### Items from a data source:
◇ ◇ ◇ ◇ ◇

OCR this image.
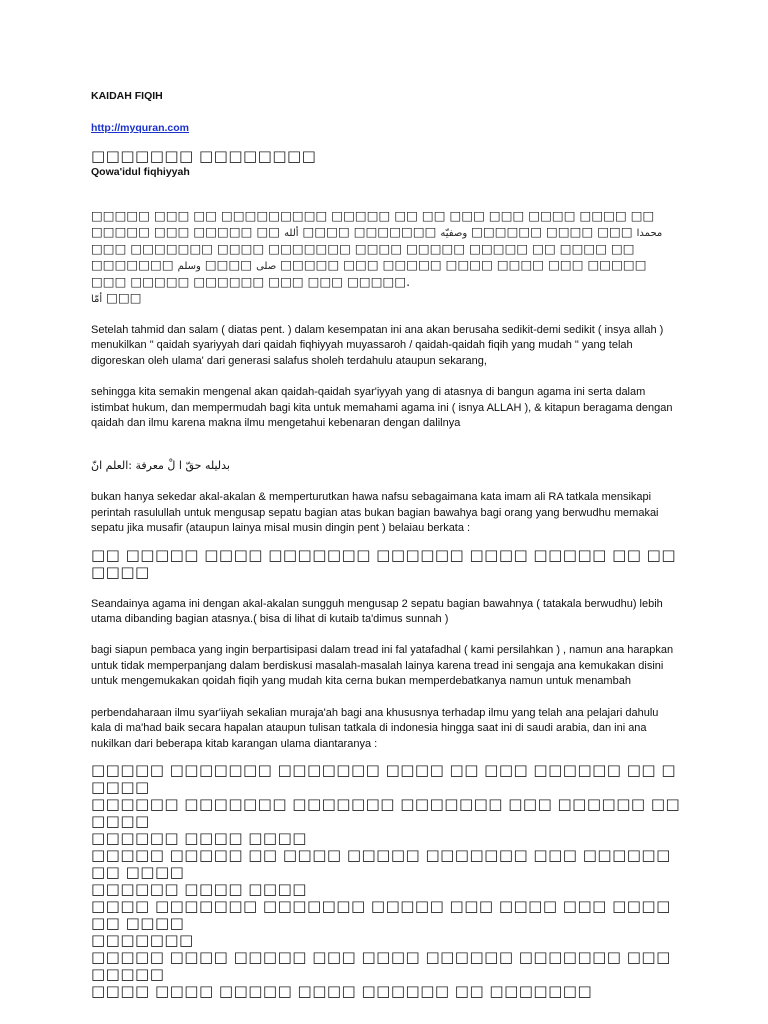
KAIDAH FIQIH
http://myquran.com
□□□□□□□ □□□□□□□□
Qowa'idul fiqhiyyah
□□□□□ □□□ □□ □□□□□□□□□ □□□□□ □□ □□ □□□ □□□ □□□□ □□□□ □□
□□□□□ □□□ □□□□□ □□	محمدا □□□ □□□□ □□□□□□ وصفيّه □□□□□□□ □□□□ ألله
□□□ □□□□□□□ □□□□ □□□□□□□ □□□□ □□□□□ □□□□□ □□ □□□□ □□
□□□□□□□	صلى □□□□ وسلم	□□□□□ □□□ □□□□□ □□□□ □□□□ □□□ □□□□□
□□□ □□□□□ □□□□□□ □□□ □□□ □□□□□.
أمّا □□□

Setelah tahmid dan salam ( diatas pent. ) dalam kesempatan ini ana akan berusaha sedikit-demi sedikit ( insya allah ) menukilkan " qaidah syariyyah dari qaidah fiqhiyyah muyassaroh / qaidah-qaidah fiqih yang mudah " yang telah digoreskan oleh ulama' dari generasi salafus sholeh terdahulu ataupun sekarang,

sehingga kita semakin mengenal akan qaidah-qaidah syar'iyyah yang di atasnya di bangun agama ini serta dalam istimbat hukum, dan mempermudah bagi kita untuk memahami agama ini ( isnya ALLAH ), & kitapun beragama dengan qaidah dan ilmu karena makna ilmu mengetahui kebenaran dengan dalilnya

بدليله حقّ ا لْ معرفة :العلم انّ

bukan hanya sekedar akal-akalan & memperturutkan hawa nafsu sebagaimana kata imam ali RA tatkala mensikapi perintah rasulullah untuk mengusap sepatu bagian atas bukan bagian bawahya bagi orang yang berwudhu memakai sepatu jika musafir (ataupun lainya misal musin dingin pent ) belaiau berkata :

□□ □□□□□ □□□□ □□□□□□□ □□□□□□ □□□□ □□□□□ □□ □□□□□□

Seandainya agama ini dengan akal-akalan sungguh mengusap 2 sepatu bagian bawahnya ( tatakala berwudhu) lebih utama dibanding bagian atasnya.( bisa di lihat di kutaib ta'dimus sunnah )

bagi siapun pembaca yang ingin berpartisipasi dalam tread ini fal yatafadhal ( kami persilahkan ) , namun ana harapkan untuk tidak memperpanjang dalam berdiskusi masalah-masalah lainya karena tread ini sengaja ana kemukakan disini untuk mengemukakan qoidah fiqih yang mudah kita cerna bukan memperdebatkanya namun untuk menambah

perbendaharaan ilmu syar'iiyah sekalian muraja'ah bagi ana khususnya terhadap ilmu yang telah ana pelajari dahulu kala di ma'had baik secara hapalan ataupun tulisan tatkala di indonesia hingga saat ini di saudi arabia, dan ini ana nukilkan dari beberapa kitab karangan ulama diantaranya :

□□□□□ □□□□□□□ □□□□□□□ □□□□ □□ □□□ □□□□□□ □□ □□□□□
□□□□□□ □□□□□□□ □□□□□□□ □□□□□□□ □□□ □□□□□□ □□ □□□□
□□□□□□ □□□□ □□□□
□□□□□ □□□□□ □□ □□□□ □□□□□ □□□□□□□ □□□ □□□□□□ □□ □□□□
□□□□□□ □□□□ □□□□
□□□□ □□□□□□□ □□□□□□□ □□□□□ □□□ □□□□ □□□ □□□□ □□ □□□□
□□□□□□□
□□□□□ □□□□ □□□□□ □□□ □□□□ □□□□□□ □□□□□□□ □□□ □□□□□
□□□□ □□□□ □□□□□ □□□□ □□□□□□ □□ □□□□□□□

◇ ◇ ◇ ◇ ◇

### GIVEN INSTRUCTION:
Using the records above, list each line that includes "ataupun".

### ANSWER IN FULL:
Setelah tahmid dan salam ( diatas pent. ) dalam kesempatan ini ana akan berusaha sedikit-demi sedikit ( insya allah ) menukilkan " qaidah syariyyah dari qaidah fiqhiyyah muyassaroh / qaidah-qaidah fiqih yang mudah " yang telah digoreskan oleh ulama' dari generasi salafus sholeh terdahulu ataupun sekarang,
bukan hanya sekedar akal-akalan & memperturutkan hawa nafsu sebagaimana kata imam ali RA tatkala mensikapi perintah rasulullah untuk mengusap sepatu bagian atas bukan bagian bawahya bagi orang yang berwudhu memakai sepatu jika musafir (ataupun lainya misal musin dingin pent ) belaiau berkata :
perbendaharaan ilmu syar'iiyah sekalian muraja'ah bagi ana khususnya terhadap ilmu yang telah ana pelajari dahulu kala di ma'had baik secara hapalan ataupun tulisan tatkala di indonesia hingga saat ini di saudi arabia, dan ini ana nukilkan dari beberapa kitab karangan ulama diantaranya :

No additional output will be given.